* INSTRUCTION:
Transcribe all the entries word for word, skipping the pictures.

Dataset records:
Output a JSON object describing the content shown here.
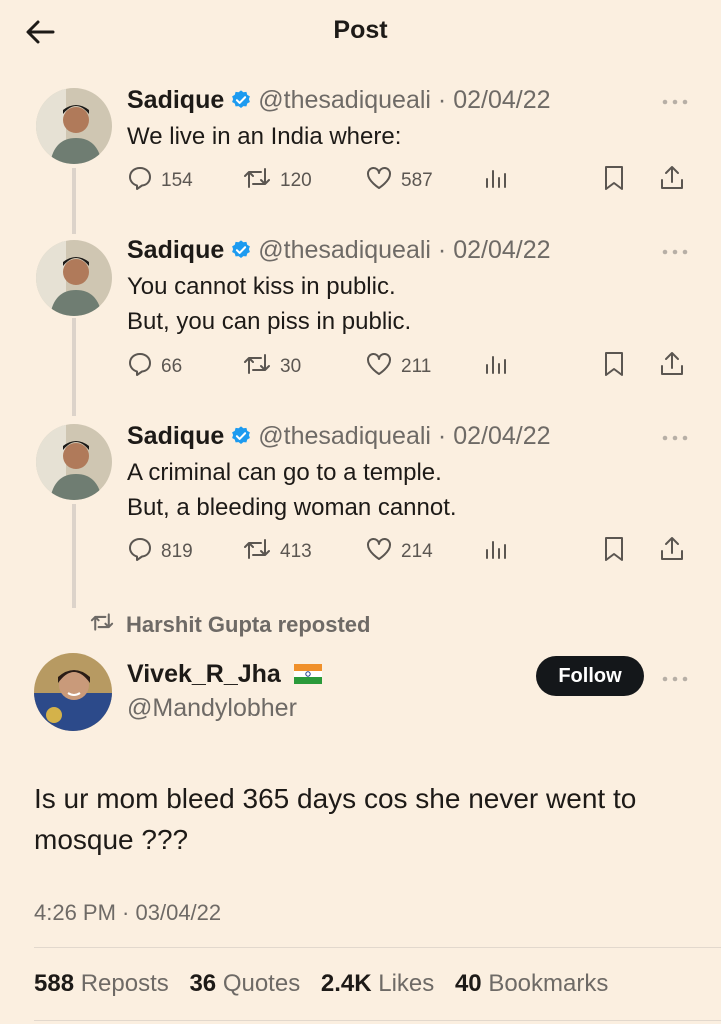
{
  "header": {
    "title": "Post"
  },
  "thread": [
    {
      "name": "Sadique",
      "handle": "@thesadiqueali",
      "date": "02/04/22",
      "text": [
        "We live in an India where:"
      ],
      "replies": "154",
      "reposts": "120",
      "likes": "587"
    },
    {
      "name": "Sadique",
      "handle": "@thesadiqueali",
      "date": "02/04/22",
      "text": [
        "You cannot kiss in public.",
        "But, you can piss in public."
      ],
      "replies": "66",
      "reposts": "30",
      "likes": "211"
    },
    {
      "name": "Sadique",
      "handle": "@thesadiqueali",
      "date": "02/04/22",
      "text": [
        "A criminal can go to a temple.",
        "But, a bleeding woman cannot."
      ],
      "replies": "819",
      "reposts": "413",
      "likes": "214"
    }
  ],
  "repost_note": "Harshit Gupta reposted",
  "main_post": {
    "name": "Vivek_R_Jha",
    "flag": "india-flag-icon",
    "handle": "@Mandylobher",
    "follow_label": "Follow",
    "text": [
      "Is ur mom bleed 365 days cos she never went to",
      "mosque ???"
    ],
    "time": "4:26 PM",
    "date": "03/04/22"
  },
  "stats": [
    {
      "value": "588",
      "label": "Reposts"
    },
    {
      "value": "36",
      "label": "Quotes"
    },
    {
      "value": "2.4K",
      "label": "Likes"
    },
    {
      "value": "40",
      "label": "Bookmarks"
    }
  ],
  "colors": {
    "background": "#fbefe0",
    "verified": "#1d9bf0",
    "follow_button": "#14171a",
    "muted_text": "#6e6a66"
  }
}
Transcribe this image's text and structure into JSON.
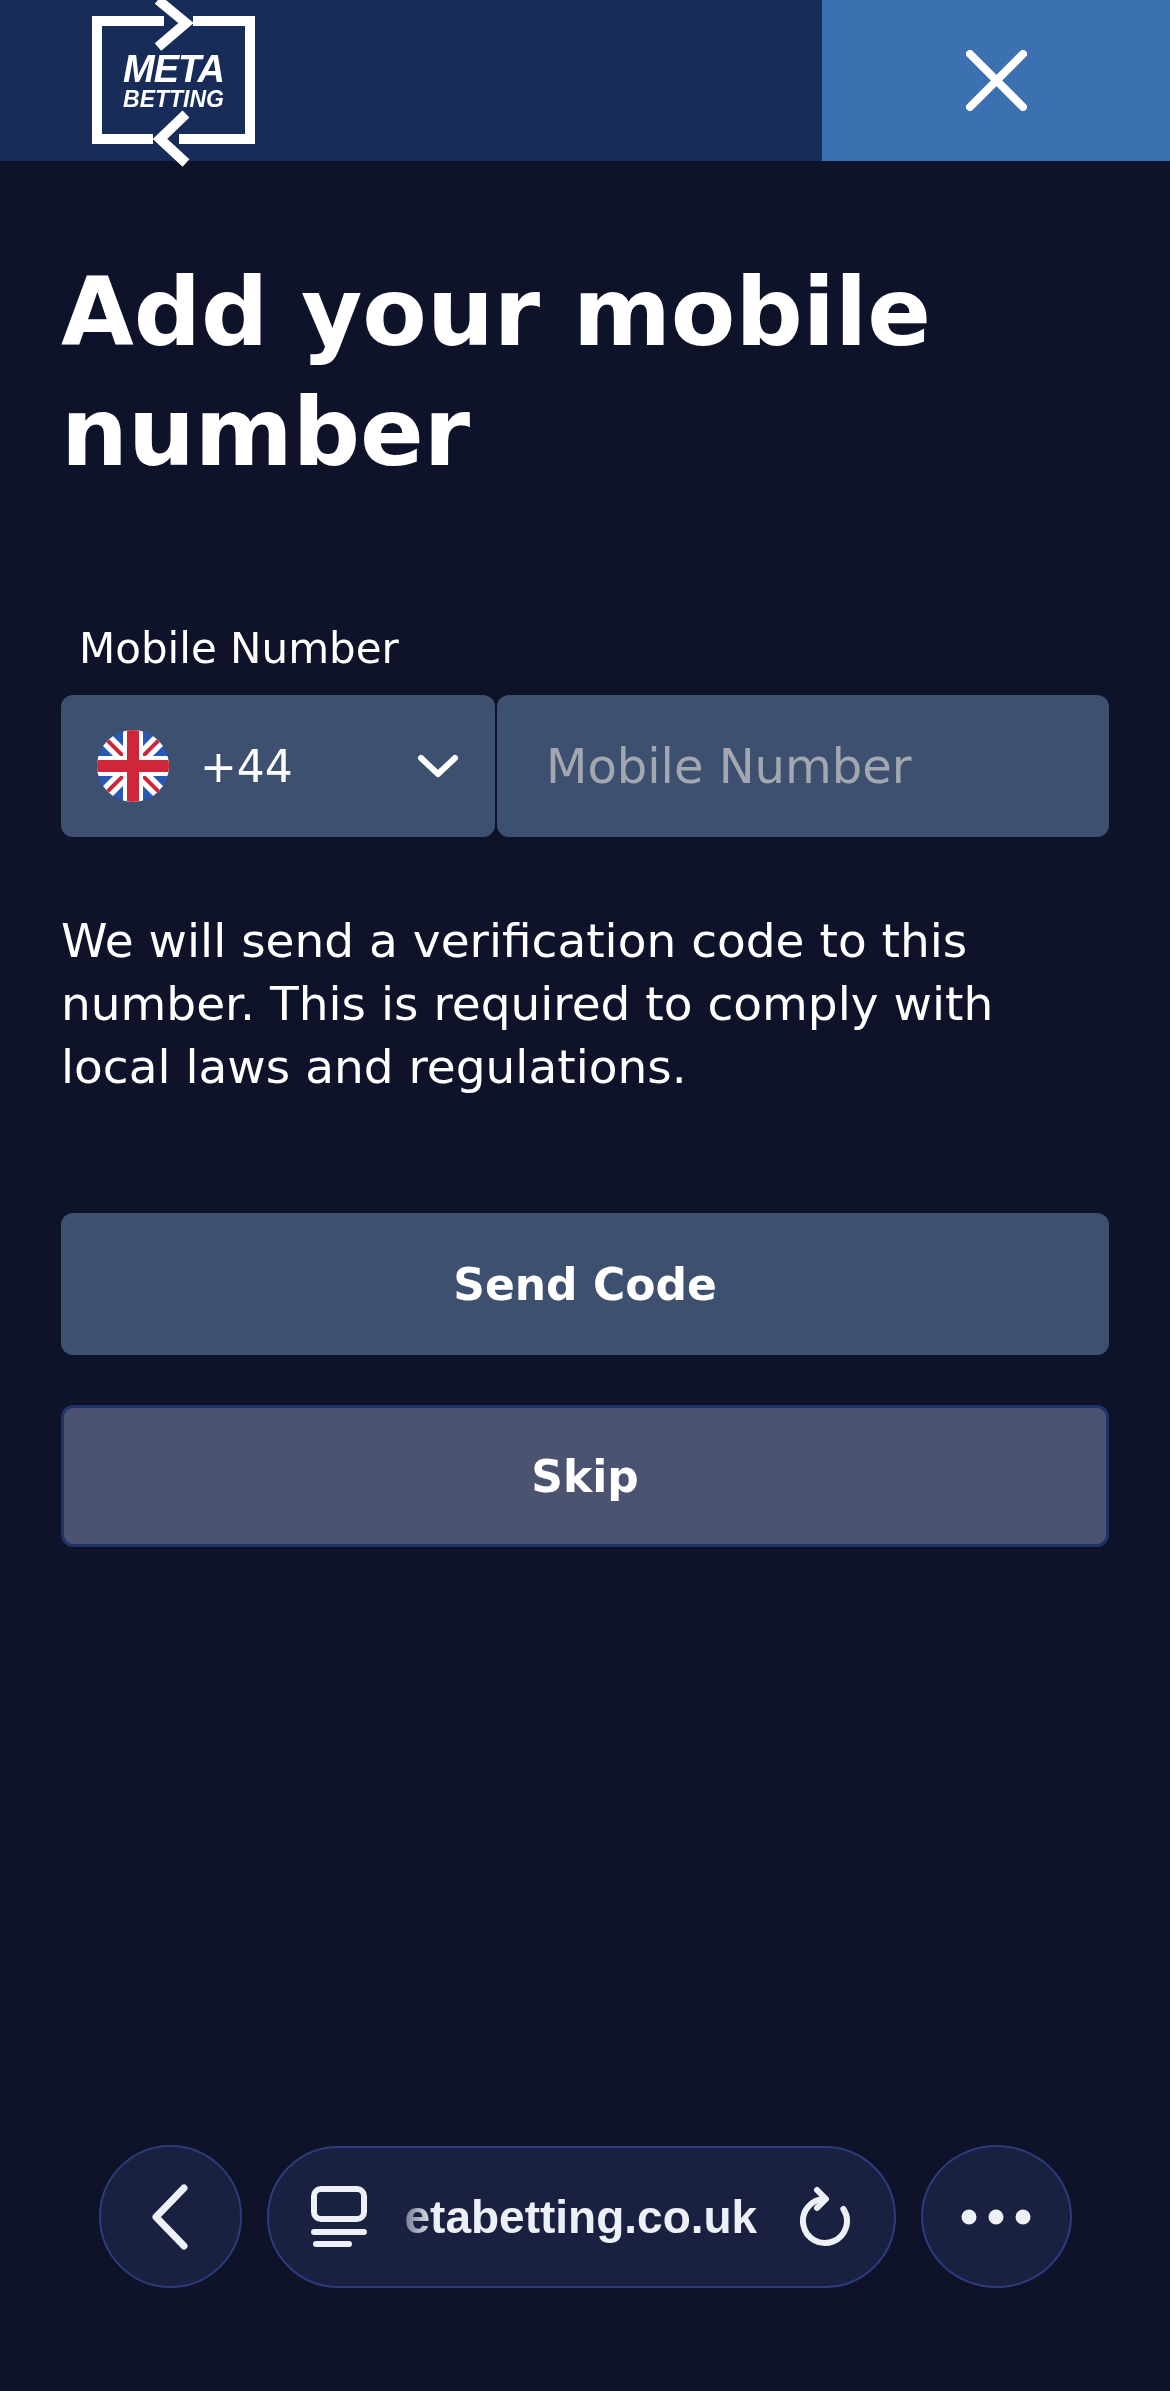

* WORKED ANSWER:
Output a JSON object describing the content shown here.
{
  "header": {
    "title": "Post"
  },
  "thread": [
    {
      "name": "Sadique",
      "handle": "@thesadiqueali",
      "date": "02/04/22",
      "text": [
        "We live in an India where:"
      ],
      "replies": "154",
      "reposts": "120",
      "likes": "587"
    },
    {
      "name": "Sadique",
      "handle": "@thesadiqueali",
      "date": "02/04/22",
      "text": [
        "You cannot kiss in public.",
        "But, you can piss in public."
      ],
      "replies": "66",
      "reposts": "30",
      "likes": "211"
    },
    {
      "name": "Sadique",
      "handle": "@thesadiqueali",
      "date": "02/04/22",
      "text": [
        "A criminal can go to a temple.",
        "But, a bleeding woman cannot."
      ],
      "replies": "819",
      "reposts": "413",
      "likes": "214"
    }
  ],
  "repost_note": "Harshit Gupta reposted",
  "main_post": {
    "name": "Vivek_R_Jha",
    "flag": "india-flag-icon",
    "handle": "@Mandylobher",
    "follow_label": "Follow",
    "text": [
      "Is ur mom bleed 365 days cos she never went to",
      "mosque ???"
    ],
    "time": "4:26 PM",
    "date": "03/04/22"
  },
  "stats": [
    {
      "value": "588",
      "label": "Reposts"
    },
    {
      "value": "36",
      "label": "Quotes"
    },
    {
      "value": "2.4K",
      "label": "Likes"
    },
    {
      "value": "40",
      "label": "Bookmarks"
    }
  ],
  "colors": {
    "background": "#fbefe0",
    "verified": "#1d9bf0",
    "follow_button": "#14171a",
    "muted_text": "#6e6a66"
  }
}
Transcribe this image's text and structure into JSON.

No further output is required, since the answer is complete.